(Task brief): Your task is to print all of the material verbatim.

(Stored rows):
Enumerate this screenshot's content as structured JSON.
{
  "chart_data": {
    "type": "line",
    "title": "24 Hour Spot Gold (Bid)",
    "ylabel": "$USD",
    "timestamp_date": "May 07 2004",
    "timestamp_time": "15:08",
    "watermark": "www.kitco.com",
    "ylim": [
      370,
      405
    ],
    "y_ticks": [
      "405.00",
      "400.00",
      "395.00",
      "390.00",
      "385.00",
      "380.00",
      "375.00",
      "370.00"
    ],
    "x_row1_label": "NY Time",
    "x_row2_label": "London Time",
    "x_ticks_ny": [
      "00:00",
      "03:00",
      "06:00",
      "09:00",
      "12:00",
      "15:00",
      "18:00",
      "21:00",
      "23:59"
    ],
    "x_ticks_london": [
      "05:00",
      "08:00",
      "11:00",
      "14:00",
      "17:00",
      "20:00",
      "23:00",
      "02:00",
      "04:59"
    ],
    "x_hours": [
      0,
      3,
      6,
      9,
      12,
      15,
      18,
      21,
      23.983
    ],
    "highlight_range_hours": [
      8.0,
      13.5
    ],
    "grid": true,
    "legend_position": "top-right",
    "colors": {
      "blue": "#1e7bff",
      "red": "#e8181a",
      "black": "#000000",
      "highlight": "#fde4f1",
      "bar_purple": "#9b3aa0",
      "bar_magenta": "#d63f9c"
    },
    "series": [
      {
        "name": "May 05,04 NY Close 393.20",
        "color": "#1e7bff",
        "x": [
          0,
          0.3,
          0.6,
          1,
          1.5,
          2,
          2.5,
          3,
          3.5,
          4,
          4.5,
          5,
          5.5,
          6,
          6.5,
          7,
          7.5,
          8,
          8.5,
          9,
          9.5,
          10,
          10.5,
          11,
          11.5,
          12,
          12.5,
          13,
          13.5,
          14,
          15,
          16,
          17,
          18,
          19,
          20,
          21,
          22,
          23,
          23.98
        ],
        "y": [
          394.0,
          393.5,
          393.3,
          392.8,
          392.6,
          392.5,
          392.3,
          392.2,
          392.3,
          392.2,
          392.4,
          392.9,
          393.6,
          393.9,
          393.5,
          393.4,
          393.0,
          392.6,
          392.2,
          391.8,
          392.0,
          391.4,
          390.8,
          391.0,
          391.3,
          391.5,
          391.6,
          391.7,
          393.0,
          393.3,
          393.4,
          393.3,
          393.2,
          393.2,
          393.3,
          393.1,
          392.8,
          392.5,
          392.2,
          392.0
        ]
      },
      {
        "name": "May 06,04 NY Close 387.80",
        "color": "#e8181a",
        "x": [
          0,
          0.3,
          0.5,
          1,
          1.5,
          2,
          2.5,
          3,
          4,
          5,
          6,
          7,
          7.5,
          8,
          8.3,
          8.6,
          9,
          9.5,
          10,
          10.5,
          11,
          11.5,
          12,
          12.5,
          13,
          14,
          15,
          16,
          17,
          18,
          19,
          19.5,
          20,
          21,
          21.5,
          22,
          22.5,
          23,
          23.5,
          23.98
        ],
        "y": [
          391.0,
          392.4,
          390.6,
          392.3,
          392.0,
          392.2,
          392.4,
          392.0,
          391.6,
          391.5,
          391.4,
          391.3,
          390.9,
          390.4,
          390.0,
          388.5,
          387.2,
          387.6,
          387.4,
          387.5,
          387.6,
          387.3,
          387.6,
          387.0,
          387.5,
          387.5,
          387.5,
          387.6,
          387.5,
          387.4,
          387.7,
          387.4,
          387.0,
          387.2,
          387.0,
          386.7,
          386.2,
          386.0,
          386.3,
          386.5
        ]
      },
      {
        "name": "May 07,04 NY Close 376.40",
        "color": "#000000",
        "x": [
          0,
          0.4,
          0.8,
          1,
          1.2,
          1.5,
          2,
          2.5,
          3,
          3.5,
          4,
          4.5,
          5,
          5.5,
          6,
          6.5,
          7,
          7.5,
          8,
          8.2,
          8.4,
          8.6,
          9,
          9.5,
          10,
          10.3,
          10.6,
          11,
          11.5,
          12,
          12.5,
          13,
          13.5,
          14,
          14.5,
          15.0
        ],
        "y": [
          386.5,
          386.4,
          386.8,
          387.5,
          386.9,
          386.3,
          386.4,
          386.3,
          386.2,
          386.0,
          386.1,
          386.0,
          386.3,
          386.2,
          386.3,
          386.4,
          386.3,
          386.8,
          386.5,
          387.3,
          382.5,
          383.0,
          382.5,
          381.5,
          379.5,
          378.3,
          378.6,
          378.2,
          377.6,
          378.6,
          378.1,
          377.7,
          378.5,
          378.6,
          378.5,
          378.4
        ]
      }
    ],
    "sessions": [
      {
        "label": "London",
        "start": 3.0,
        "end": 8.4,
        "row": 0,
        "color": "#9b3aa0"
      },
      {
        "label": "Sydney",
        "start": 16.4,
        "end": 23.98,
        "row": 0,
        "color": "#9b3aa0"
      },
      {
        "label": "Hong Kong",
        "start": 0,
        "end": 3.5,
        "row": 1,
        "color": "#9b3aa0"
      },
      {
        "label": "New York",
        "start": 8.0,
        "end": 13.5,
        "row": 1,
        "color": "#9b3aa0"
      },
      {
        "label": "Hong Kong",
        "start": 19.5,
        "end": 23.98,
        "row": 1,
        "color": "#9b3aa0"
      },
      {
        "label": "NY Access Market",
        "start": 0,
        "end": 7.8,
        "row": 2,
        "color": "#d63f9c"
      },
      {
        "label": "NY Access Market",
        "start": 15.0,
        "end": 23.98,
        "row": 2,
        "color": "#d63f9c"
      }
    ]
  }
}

(The completed task):
Enumerate this screenshot's content as structured JSON.
{
  "chart_data": {
    "type": "line",
    "title": "24 Hour Spot Gold (Bid)",
    "ylabel": "$USD",
    "timestamp_date": "May 07 2004",
    "timestamp_time": "15:08",
    "watermark": "www.kitco.com",
    "ylim": [
      370,
      405
    ],
    "y_ticks": [
      "405.00",
      "400.00",
      "395.00",
      "390.00",
      "385.00",
      "380.00",
      "375.00",
      "370.00"
    ],
    "x_row1_label": "NY Time",
    "x_row2_label": "London Time",
    "x_ticks_ny": [
      "00:00",
      "03:00",
      "06:00",
      "09:00",
      "12:00",
      "15:00",
      "18:00",
      "21:00",
      "23:59"
    ],
    "x_ticks_london": [
      "05:00",
      "08:00",
      "11:00",
      "14:00",
      "17:00",
      "20:00",
      "23:00",
      "02:00",
      "04:59"
    ],
    "x_hours": [
      0,
      3,
      6,
      9,
      12,
      15,
      18,
      21,
      23.983
    ],
    "highlight_range_hours": [
      8.0,
      13.5
    ],
    "grid": true,
    "legend_position": "top-right",
    "colors": {
      "blue": "#1e7bff",
      "red": "#e8181a",
      "black": "#000000",
      "highlight": "#fde4f1",
      "bar_purple": "#9b3aa0",
      "bar_magenta": "#d63f9c"
    },
    "series": [
      {
        "name": "May 05,04 NY Close 393.20",
        "color": "#1e7bff",
        "x": [
          0,
          0.3,
          0.6,
          1,
          1.5,
          2,
          2.5,
          3,
          3.5,
          4,
          4.5,
          5,
          5.5,
          6,
          6.5,
          7,
          7.5,
          8,
          8.5,
          9,
          9.5,
          10,
          10.5,
          11,
          11.5,
          12,
          12.5,
          13,
          13.5,
          14,
          15,
          16,
          17,
          18,
          19,
          20,
          21,
          22,
          23,
          23.98
        ],
        "y": [
          394.0,
          393.5,
          393.3,
          392.8,
          392.6,
          392.5,
          392.3,
          392.2,
          392.3,
          392.2,
          392.4,
          392.9,
          393.6,
          393.9,
          393.5,
          393.4,
          393.0,
          392.6,
          392.2,
          391.8,
          392.0,
          391.4,
          390.8,
          391.0,
          391.3,
          391.5,
          391.6,
          391.7,
          393.0,
          393.3,
          393.4,
          393.3,
          393.2,
          393.2,
          393.3,
          393.1,
          392.8,
          392.5,
          392.2,
          392.0
        ]
      },
      {
        "name": "May 06,04 NY Close 387.80",
        "color": "#e8181a",
        "x": [
          0,
          0.3,
          0.5,
          1,
          1.5,
          2,
          2.5,
          3,
          4,
          5,
          6,
          7,
          7.5,
          8,
          8.3,
          8.6,
          9,
          9.5,
          10,
          10.5,
          11,
          11.5,
          12,
          12.5,
          13,
          14,
          15,
          16,
          17,
          18,
          19,
          19.5,
          20,
          21,
          21.5,
          22,
          22.5,
          23,
          23.5,
          23.98
        ],
        "y": [
          391.0,
          392.4,
          390.6,
          392.3,
          392.0,
          392.2,
          392.4,
          392.0,
          391.6,
          391.5,
          391.4,
          391.3,
          390.9,
          390.4,
          390.0,
          388.5,
          387.2,
          387.6,
          387.4,
          387.5,
          387.6,
          387.3,
          387.6,
          387.0,
          387.5,
          387.5,
          387.5,
          387.6,
          387.5,
          387.4,
          387.7,
          387.4,
          387.0,
          387.2,
          387.0,
          386.7,
          386.2,
          386.0,
          386.3,
          386.5
        ]
      },
      {
        "name": "May 07,04 NY Close 376.40",
        "color": "#000000",
        "x": [
          0,
          0.4,
          0.8,
          1,
          1.2,
          1.5,
          2,
          2.5,
          3,
          3.5,
          4,
          4.5,
          5,
          5.5,
          6,
          6.5,
          7,
          7.5,
          8,
          8.2,
          8.4,
          8.6,
          9,
          9.5,
          10,
          10.3,
          10.6,
          11,
          11.5,
          12,
          12.5,
          13,
          13.5,
          14,
          14.5,
          15.0
        ],
        "y": [
          386.5,
          386.4,
          386.8,
          387.5,
          386.9,
          386.3,
          386.4,
          386.3,
          386.2,
          386.0,
          386.1,
          386.0,
          386.3,
          386.2,
          386.3,
          386.4,
          386.3,
          386.8,
          386.5,
          387.3,
          382.5,
          383.0,
          382.5,
          381.5,
          379.5,
          378.3,
          378.6,
          378.2,
          377.6,
          378.6,
          378.1,
          377.7,
          378.5,
          378.6,
          378.5,
          378.4
        ]
      }
    ],
    "sessions": [
      {
        "label": "London",
        "start": 3.0,
        "end": 8.4,
        "row": 0,
        "color": "#9b3aa0"
      },
      {
        "label": "Sydney",
        "start": 16.4,
        "end": 23.98,
        "row": 0,
        "color": "#9b3aa0"
      },
      {
        "label": "Hong Kong",
        "start": 0,
        "end": 3.5,
        "row": 1,
        "color": "#9b3aa0"
      },
      {
        "label": "New York",
        "start": 8.0,
        "end": 13.5,
        "row": 1,
        "color": "#9b3aa0"
      },
      {
        "label": "Hong Kong",
        "start": 19.5,
        "end": 23.98,
        "row": 1,
        "color": "#9b3aa0"
      },
      {
        "label": "NY Access Market",
        "start": 0,
        "end": 7.8,
        "row": 2,
        "color": "#d63f9c"
      },
      {
        "label": "NY Access Market",
        "start": 15.0,
        "end": 23.98,
        "row": 2,
        "color": "#d63f9c"
      }
    ]
  }
}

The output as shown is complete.